> _WHAT IS ASKED_:
Without the pictures, set down every line of the data exactly.
── EXTRACTED INFORMATION ──
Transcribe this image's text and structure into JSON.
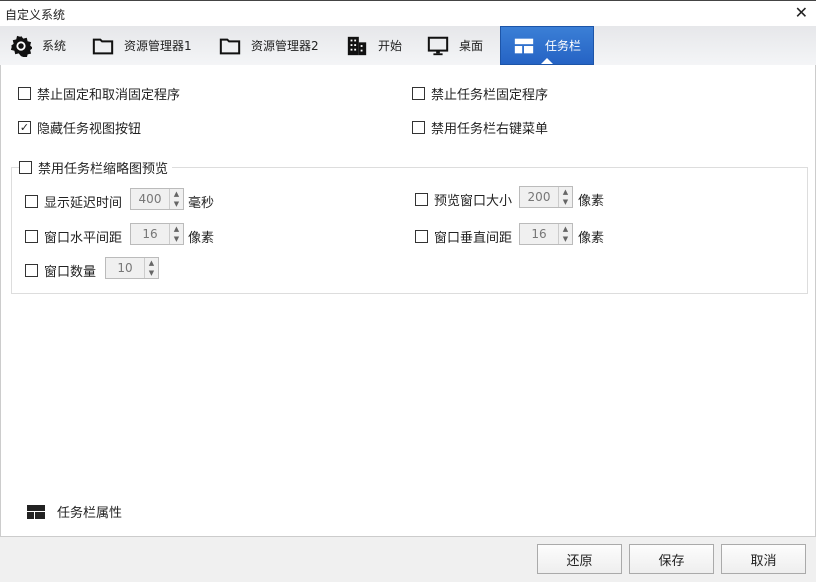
{
  "window": {
    "title": "自定义系统",
    "close": "✕"
  },
  "tabs": [
    {
      "label": "系统",
      "icon": "gear-icon"
    },
    {
      "label": "资源管理器1",
      "icon": "folder-icon"
    },
    {
      "label": "资源管理器2",
      "icon": "folder-icon"
    },
    {
      "label": "开始",
      "icon": "building-icon"
    },
    {
      "label": "桌面",
      "icon": "monitor-icon"
    },
    {
      "label": "任务栏",
      "icon": "taskbar-icon",
      "active": true
    }
  ],
  "options": [
    {
      "label": "禁止固定和取消固定程序",
      "checked": false
    },
    {
      "label": "禁止任务栏固定程序",
      "checked": false
    },
    {
      "label": "隐藏任务视图按钮",
      "checked": true
    },
    {
      "label": "禁用任务栏右键菜单",
      "checked": false
    }
  ],
  "group": {
    "label": "禁用任务栏缩略图预览",
    "checked": false,
    "items": [
      {
        "label": "显示延迟时间",
        "value": "400",
        "unit": "毫秒"
      },
      {
        "label": "预览窗口大小",
        "value": "200",
        "unit": "像素"
      },
      {
        "label": "窗口水平间距",
        "value": "16",
        "unit": "像素"
      },
      {
        "label": "窗口垂直间距",
        "value": "16",
        "unit": "像素"
      },
      {
        "label": "窗口数量",
        "value": "10"
      }
    ]
  },
  "link": {
    "label": "任务栏属性"
  },
  "buttons": {
    "restore": "还原",
    "save": "保存",
    "cancel": "取消"
  },
  "checkmark": "✓",
  "colors": {
    "accent": "#2a6fc9"
  }
}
───
> _WRITTEN SOLUTION_:
Transcribe this image's text and structure into JSON.
{
  "window": {
    "title": "自定义系统",
    "close": "✕"
  },
  "tabs": [
    {
      "label": "系统",
      "icon": "gear-icon"
    },
    {
      "label": "资源管理器1",
      "icon": "folder-icon"
    },
    {
      "label": "资源管理器2",
      "icon": "folder-icon"
    },
    {
      "label": "开始",
      "icon": "building-icon"
    },
    {
      "label": "桌面",
      "icon": "monitor-icon"
    },
    {
      "label": "任务栏",
      "icon": "taskbar-icon",
      "active": true
    }
  ],
  "options": [
    {
      "label": "禁止固定和取消固定程序",
      "checked": false
    },
    {
      "label": "禁止任务栏固定程序",
      "checked": false
    },
    {
      "label": "隐藏任务视图按钮",
      "checked": true
    },
    {
      "label": "禁用任务栏右键菜单",
      "checked": false
    }
  ],
  "group": {
    "label": "禁用任务栏缩略图预览",
    "checked": false,
    "items": [
      {
        "label": "显示延迟时间",
        "value": "400",
        "unit": "毫秒"
      },
      {
        "label": "预览窗口大小",
        "value": "200",
        "unit": "像素"
      },
      {
        "label": "窗口水平间距",
        "value": "16",
        "unit": "像素"
      },
      {
        "label": "窗口垂直间距",
        "value": "16",
        "unit": "像素"
      },
      {
        "label": "窗口数量",
        "value": "10"
      }
    ]
  },
  "link": {
    "label": "任务栏属性"
  },
  "buttons": {
    "restore": "还原",
    "save": "保存",
    "cancel": "取消"
  },
  "checkmark": "✓",
  "colors": {
    "accent": "#2a6fc9"
  }
}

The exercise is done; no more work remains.